**Data supplied**.
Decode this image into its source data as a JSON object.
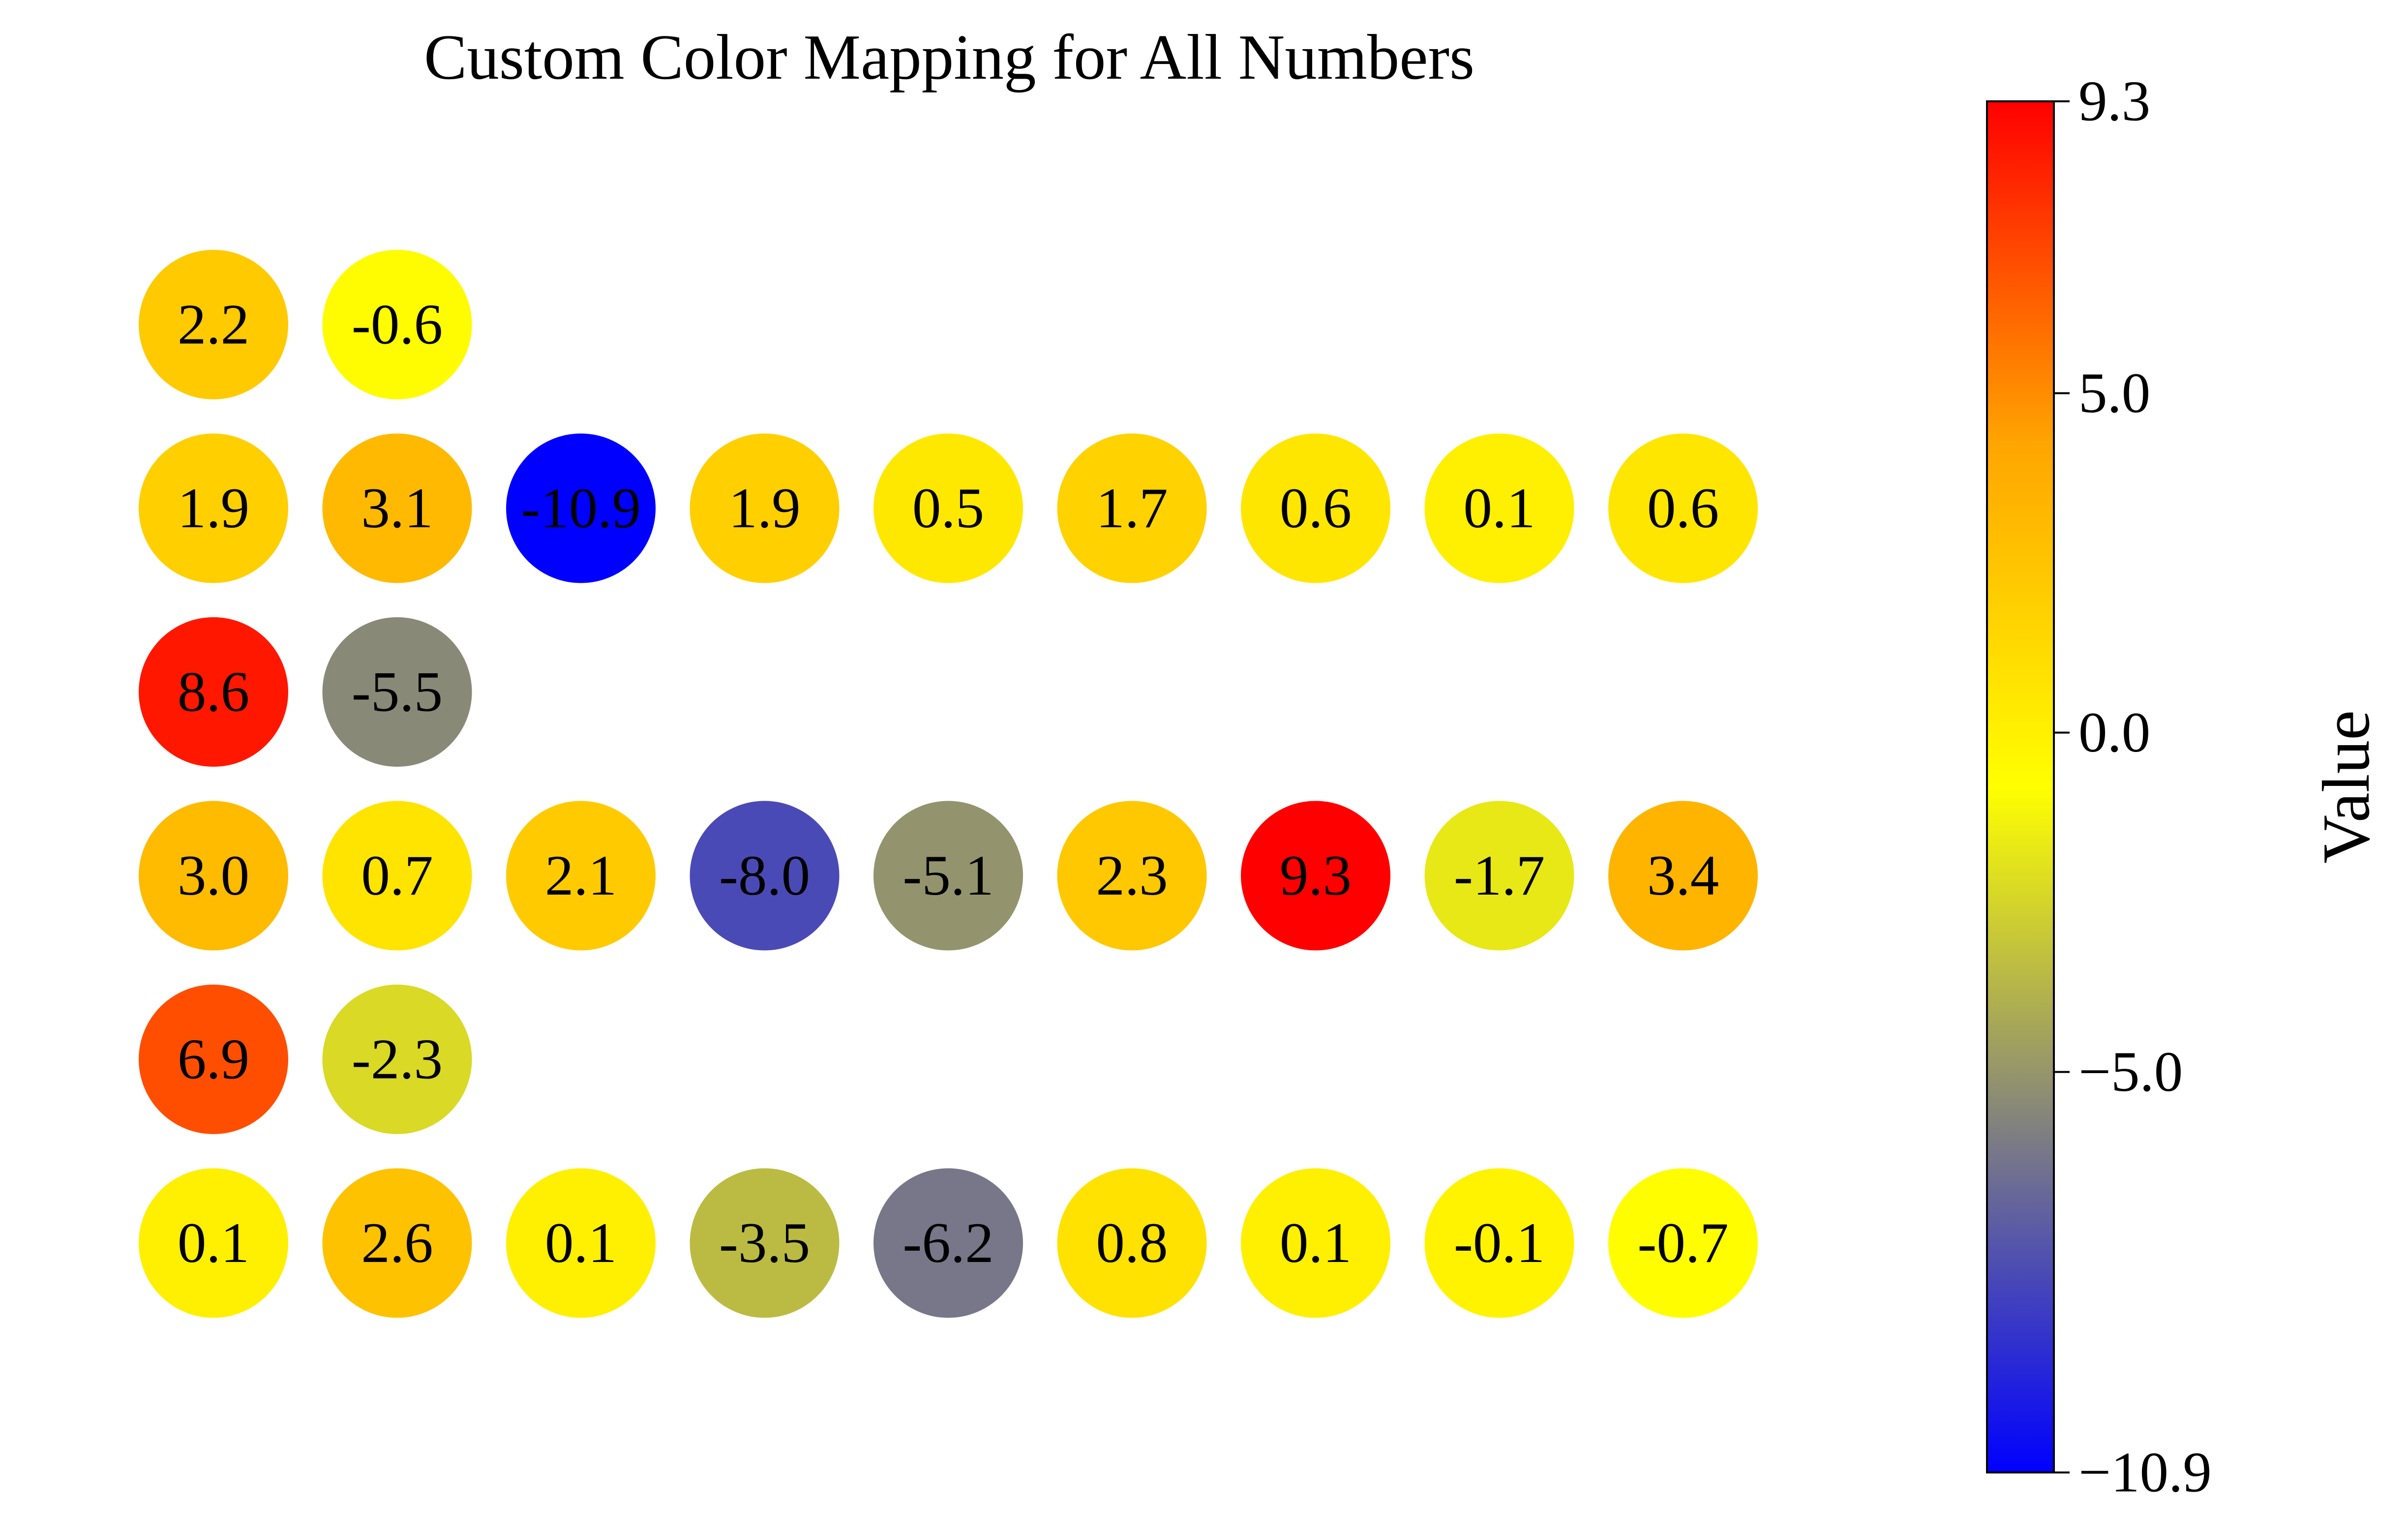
{
  "chart_data": {
    "type": "bubble-grid",
    "title": "Custom Color Mapping for All Numbers",
    "rows": [
      [
        2.2,
        -0.6
      ],
      [
        1.9,
        3.1,
        -10.9,
        1.9,
        0.5,
        1.7,
        0.6,
        0.1,
        0.6
      ],
      [
        8.6,
        -5.5
      ],
      [
        3.0,
        0.7,
        2.1,
        -8.0,
        -5.1,
        2.3,
        9.3,
        -1.7,
        3.4
      ],
      [
        6.9,
        -2.3
      ],
      [
        0.1,
        2.6,
        0.1,
        -3.5,
        -6.2,
        0.8,
        0.1,
        -0.1,
        -0.7
      ]
    ],
    "labels": [
      [
        "2.2",
        "-0.6"
      ],
      [
        "1.9",
        "3.1",
        "-10.9",
        "1.9",
        "0.5",
        "1.7",
        "0.6",
        "0.1",
        "0.6"
      ],
      [
        "8.6",
        "-5.5"
      ],
      [
        "3.0",
        "0.7",
        "2.1",
        "-8.0",
        "-5.1",
        "2.3",
        "9.3",
        "-1.7",
        "3.4"
      ],
      [
        "6.9",
        "-2.3"
      ],
      [
        "0.1",
        "2.6",
        "0.1",
        "-3.5",
        "-6.2",
        "0.8",
        "0.1",
        "-0.1",
        "-0.7"
      ]
    ],
    "colorbar": {
      "label": "Value",
      "vmin": -10.9,
      "vmax": 9.3,
      "ticks": [
        {
          "value": 9.3,
          "label": "9.3"
        },
        {
          "value": 5.0,
          "label": "5.0"
        },
        {
          "value": 0.0,
          "label": "0.0"
        },
        {
          "value": -5.0,
          "label": "−5.0"
        },
        {
          "value": -10.9,
          "label": "−10.9"
        }
      ],
      "colormap": [
        "#0000ff",
        "#808080",
        "#ffff00",
        "#ffa500",
        "#ff0000"
      ]
    },
    "grid": false,
    "legend": "none"
  }
}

**Work to complete**.
Leave the images out and output the remaining material exactly as it stands.

**Solution**.
Decode this image into its source data as a JSON object.
{
  "chart_data": {
    "type": "bubble-grid",
    "title": "Custom Color Mapping for All Numbers",
    "rows": [
      [
        2.2,
        -0.6
      ],
      [
        1.9,
        3.1,
        -10.9,
        1.9,
        0.5,
        1.7,
        0.6,
        0.1,
        0.6
      ],
      [
        8.6,
        -5.5
      ],
      [
        3.0,
        0.7,
        2.1,
        -8.0,
        -5.1,
        2.3,
        9.3,
        -1.7,
        3.4
      ],
      [
        6.9,
        -2.3
      ],
      [
        0.1,
        2.6,
        0.1,
        -3.5,
        -6.2,
        0.8,
        0.1,
        -0.1,
        -0.7
      ]
    ],
    "labels": [
      [
        "2.2",
        "-0.6"
      ],
      [
        "1.9",
        "3.1",
        "-10.9",
        "1.9",
        "0.5",
        "1.7",
        "0.6",
        "0.1",
        "0.6"
      ],
      [
        "8.6",
        "-5.5"
      ],
      [
        "3.0",
        "0.7",
        "2.1",
        "-8.0",
        "-5.1",
        "2.3",
        "9.3",
        "-1.7",
        "3.4"
      ],
      [
        "6.9",
        "-2.3"
      ],
      [
        "0.1",
        "2.6",
        "0.1",
        "-3.5",
        "-6.2",
        "0.8",
        "0.1",
        "-0.1",
        "-0.7"
      ]
    ],
    "colorbar": {
      "label": "Value",
      "vmin": -10.9,
      "vmax": 9.3,
      "ticks": [
        {
          "value": 9.3,
          "label": "9.3"
        },
        {
          "value": 5.0,
          "label": "5.0"
        },
        {
          "value": 0.0,
          "label": "0.0"
        },
        {
          "value": -5.0,
          "label": "−5.0"
        },
        {
          "value": -10.9,
          "label": "−10.9"
        }
      ],
      "colormap": [
        "#0000ff",
        "#808080",
        "#ffff00",
        "#ffa500",
        "#ff0000"
      ]
    },
    "grid": false,
    "legend": "none"
  }
}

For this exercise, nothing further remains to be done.